* START *

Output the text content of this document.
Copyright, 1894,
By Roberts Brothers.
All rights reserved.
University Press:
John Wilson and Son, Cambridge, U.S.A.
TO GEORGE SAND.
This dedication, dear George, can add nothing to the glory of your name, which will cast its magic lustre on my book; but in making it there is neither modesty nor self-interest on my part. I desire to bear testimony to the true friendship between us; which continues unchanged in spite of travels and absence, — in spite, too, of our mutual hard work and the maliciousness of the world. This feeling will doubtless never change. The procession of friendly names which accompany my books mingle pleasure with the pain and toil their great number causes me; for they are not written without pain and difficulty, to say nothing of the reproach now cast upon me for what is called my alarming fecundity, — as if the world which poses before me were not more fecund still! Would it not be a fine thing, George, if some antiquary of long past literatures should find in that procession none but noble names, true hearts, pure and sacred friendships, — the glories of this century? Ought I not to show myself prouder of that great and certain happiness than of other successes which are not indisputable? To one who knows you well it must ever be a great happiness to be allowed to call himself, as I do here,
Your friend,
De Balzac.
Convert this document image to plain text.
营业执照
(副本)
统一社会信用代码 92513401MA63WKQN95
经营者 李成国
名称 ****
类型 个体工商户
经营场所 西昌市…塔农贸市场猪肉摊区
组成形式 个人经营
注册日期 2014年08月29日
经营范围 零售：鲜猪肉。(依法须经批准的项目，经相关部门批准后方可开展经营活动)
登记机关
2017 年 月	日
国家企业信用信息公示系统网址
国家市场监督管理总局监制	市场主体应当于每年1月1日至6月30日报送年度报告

* END *

Give a word-for-word copy of the records.

Output the text content of this document.
Copyright, 1894,
By Roberts Brothers.
All rights reserved.
University Press:
John Wilson and Son, Cambridge, U.S.A.
TO GEORGE SAND.
This dedication, dear George, can add nothing to the glory of your name, which will cast its magic lustre on my book; but in making it there is neither modesty nor self-interest on my part. I desire to bear testimony to the true friendship between us; which continues unchanged in spite of travels and absence, — in spite, too, of our mutual hard work and the maliciousness of the world. This feeling will doubtless never change. The procession of friendly names which accompany my books mingle pleasure with the pain and toil their great number causes me; for they are not written without pain and difficulty, to say nothing of the reproach now cast upon me for what is called my alarming fecundity, — as if the world which poses before me were not more fecund still! Would it not be a fine thing, George, if some antiquary of long past literatures should find in that procession none but noble names, true hearts, pure and sacred friendships, — the glories of this century? Ought I not to show myself prouder of that great and certain happiness than of other successes which are not indisputable? To one who knows you well it must ever be a great happiness to be allowed to call himself, as I do here,
Your friend,
De Balzac.
Convert this document image to plain text.
营业执照
(副本)
统一社会信用代码 92513401MA63WKQN95
经营者 李成国
名称 ****
类型 个体工商户
经营场所 西昌市…塔农贸市场猪肉摊区
组成形式 个人经营
注册日期 2014年08月29日
经营范围 零售：鲜猪肉。(依法须经批准的项目，经相关部门批准后方可开展经营活动)
登记机关
2017 年 月	日
国家企业信用信息公示系统网址
国家市场监督管理总局监制	市场主体应当于每年1月1日至6月30日报送年度报告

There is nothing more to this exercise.